[Data entries for graphics]
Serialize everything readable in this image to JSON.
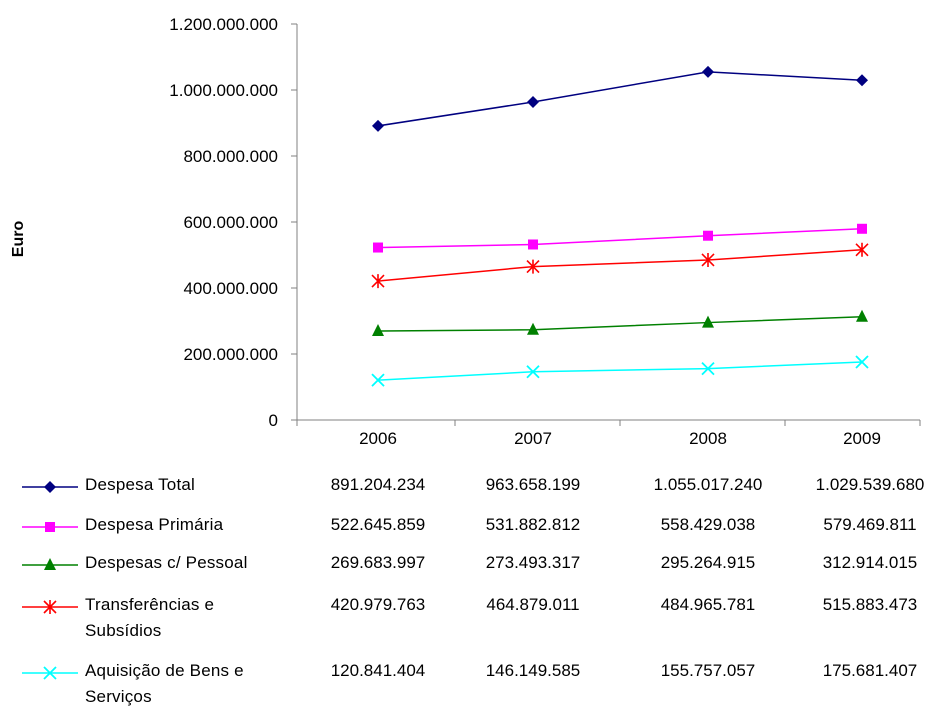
{
  "chart_data": {
    "type": "line",
    "categories": [
      "2006",
      "2007",
      "2008",
      "2009"
    ],
    "ylabel": "Euro",
    "ylim": [
      0,
      1200000000
    ],
    "yticks": [
      0,
      200000000,
      400000000,
      600000000,
      800000000,
      1000000000,
      1200000000
    ],
    "ytick_labels": [
      "0",
      "200.000.000",
      "400.000.000",
      "600.000.000",
      "800.000.000",
      "1.000.000.000",
      "1.200.000.000"
    ],
    "grid": false,
    "legend": "data-table-below",
    "series": [
      {
        "name": "Despesa Total",
        "marker": "diamond",
        "color": "#000080",
        "values": [
          891204234,
          963658199,
          1055017240,
          1029539680
        ],
        "labels": [
          "891.204.234",
          "963.658.199",
          "1.055.017.240",
          "1.029.539.680"
        ]
      },
      {
        "name": "Despesa Primária",
        "marker": "square",
        "color": "#ff00ff",
        "values": [
          522645859,
          531882812,
          558429038,
          579469811
        ],
        "labels": [
          "522.645.859",
          "531.882.812",
          "558.429.038",
          "579.469.811"
        ]
      },
      {
        "name": "Despesas c/ Pessoal",
        "marker": "triangle",
        "color": "#008000",
        "values": [
          269683997,
          273493317,
          295264915,
          312914015
        ],
        "labels": [
          "269.683.997",
          "273.493.317",
          "295.264.915",
          "312.914.015"
        ]
      },
      {
        "name": "Transferências e Subsídios",
        "marker": "star",
        "color": "#ff0000",
        "values": [
          420979763,
          464879011,
          484965781,
          515883473
        ],
        "labels": [
          "420.979.763",
          "464.879.011",
          "484.965.781",
          "515.883.473"
        ]
      },
      {
        "name": "Aquisição de Bens e Serviços",
        "marker": "x",
        "color": "#00ffff",
        "values": [
          120841404,
          146149585,
          155757057,
          175681407
        ],
        "labels": [
          "120.841.404",
          "146.149.585",
          "155.757.057",
          "175.681.407"
        ]
      }
    ]
  }
}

■ **EXERCISE BRIEF**
Only the number is wanted: how many lines above include the word "name"?

■ **EXERCISE OUTPUT**
5